Start of DATA ROWS

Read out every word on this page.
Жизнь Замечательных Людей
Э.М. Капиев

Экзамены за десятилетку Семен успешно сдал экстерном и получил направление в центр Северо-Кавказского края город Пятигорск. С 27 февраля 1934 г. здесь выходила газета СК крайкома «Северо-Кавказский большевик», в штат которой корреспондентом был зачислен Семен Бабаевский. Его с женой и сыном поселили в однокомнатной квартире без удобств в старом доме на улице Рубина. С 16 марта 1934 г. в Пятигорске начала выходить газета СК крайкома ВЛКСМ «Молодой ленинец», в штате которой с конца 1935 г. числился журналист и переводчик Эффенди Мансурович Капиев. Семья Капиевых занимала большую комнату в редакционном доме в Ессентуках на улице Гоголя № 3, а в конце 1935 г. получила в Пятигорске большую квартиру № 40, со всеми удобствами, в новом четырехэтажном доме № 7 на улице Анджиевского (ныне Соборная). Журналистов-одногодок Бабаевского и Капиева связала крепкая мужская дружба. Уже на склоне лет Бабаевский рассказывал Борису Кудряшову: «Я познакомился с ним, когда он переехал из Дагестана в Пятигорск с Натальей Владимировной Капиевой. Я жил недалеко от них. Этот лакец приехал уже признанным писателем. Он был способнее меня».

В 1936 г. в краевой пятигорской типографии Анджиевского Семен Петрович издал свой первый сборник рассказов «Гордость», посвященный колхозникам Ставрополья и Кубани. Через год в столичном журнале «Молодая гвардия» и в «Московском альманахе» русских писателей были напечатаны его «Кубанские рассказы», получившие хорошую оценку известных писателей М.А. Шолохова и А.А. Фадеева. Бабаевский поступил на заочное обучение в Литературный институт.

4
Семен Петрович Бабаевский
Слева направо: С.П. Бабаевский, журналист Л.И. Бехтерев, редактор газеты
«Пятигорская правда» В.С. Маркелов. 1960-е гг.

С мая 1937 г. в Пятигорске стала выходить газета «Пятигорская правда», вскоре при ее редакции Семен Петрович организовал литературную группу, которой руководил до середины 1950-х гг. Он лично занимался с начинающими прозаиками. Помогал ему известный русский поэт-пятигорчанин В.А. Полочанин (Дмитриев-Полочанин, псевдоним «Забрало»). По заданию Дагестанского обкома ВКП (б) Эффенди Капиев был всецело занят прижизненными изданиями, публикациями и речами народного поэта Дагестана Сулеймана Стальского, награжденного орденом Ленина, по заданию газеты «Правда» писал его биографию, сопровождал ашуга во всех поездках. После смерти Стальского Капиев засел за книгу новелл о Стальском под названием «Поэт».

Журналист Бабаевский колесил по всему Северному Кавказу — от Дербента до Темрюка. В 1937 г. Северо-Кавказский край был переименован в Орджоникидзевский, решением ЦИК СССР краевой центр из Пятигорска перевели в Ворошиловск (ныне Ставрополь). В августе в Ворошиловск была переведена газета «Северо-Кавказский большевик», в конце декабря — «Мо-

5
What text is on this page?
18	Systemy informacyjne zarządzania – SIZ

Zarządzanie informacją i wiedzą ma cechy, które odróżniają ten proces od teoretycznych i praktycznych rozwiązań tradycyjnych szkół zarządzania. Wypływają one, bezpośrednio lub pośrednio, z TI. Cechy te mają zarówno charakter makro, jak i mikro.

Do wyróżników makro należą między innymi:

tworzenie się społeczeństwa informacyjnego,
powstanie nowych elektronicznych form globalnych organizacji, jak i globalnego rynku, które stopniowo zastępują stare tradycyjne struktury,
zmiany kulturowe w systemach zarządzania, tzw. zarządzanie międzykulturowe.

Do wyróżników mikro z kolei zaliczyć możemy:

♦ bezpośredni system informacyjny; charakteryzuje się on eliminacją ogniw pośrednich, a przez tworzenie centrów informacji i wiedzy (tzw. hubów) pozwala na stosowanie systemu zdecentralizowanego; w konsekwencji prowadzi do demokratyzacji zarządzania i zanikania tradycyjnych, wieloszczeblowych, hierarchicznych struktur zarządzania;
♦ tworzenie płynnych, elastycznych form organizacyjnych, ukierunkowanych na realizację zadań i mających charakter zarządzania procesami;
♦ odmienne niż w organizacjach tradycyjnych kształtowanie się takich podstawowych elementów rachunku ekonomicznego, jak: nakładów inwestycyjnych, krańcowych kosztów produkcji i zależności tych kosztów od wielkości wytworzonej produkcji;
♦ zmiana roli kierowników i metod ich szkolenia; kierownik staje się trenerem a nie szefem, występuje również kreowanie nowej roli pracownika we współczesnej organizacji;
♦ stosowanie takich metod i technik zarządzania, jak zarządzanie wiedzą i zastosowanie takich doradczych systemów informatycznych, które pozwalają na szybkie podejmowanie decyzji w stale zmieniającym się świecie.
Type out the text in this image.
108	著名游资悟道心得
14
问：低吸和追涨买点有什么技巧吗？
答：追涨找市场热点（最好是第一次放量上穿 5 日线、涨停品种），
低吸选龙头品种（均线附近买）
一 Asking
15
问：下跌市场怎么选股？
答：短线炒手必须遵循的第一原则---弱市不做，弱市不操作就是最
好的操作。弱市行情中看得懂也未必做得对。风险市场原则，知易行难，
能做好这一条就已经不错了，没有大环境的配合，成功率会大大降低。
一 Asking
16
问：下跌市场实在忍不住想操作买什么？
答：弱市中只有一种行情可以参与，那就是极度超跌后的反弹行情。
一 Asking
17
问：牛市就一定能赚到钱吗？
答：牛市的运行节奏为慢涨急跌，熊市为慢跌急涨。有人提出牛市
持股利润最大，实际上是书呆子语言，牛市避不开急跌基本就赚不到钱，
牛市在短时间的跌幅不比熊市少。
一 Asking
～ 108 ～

End of DATA ROWS

INSTRUCTIONS FOR THE TASK: Copy each line of the records that contains the word "wyróżników".

RIGHT ANSWER:
Do wyróżników makro należą między innymi:
Do wyróżników mikro z kolei zaliczyć możemy:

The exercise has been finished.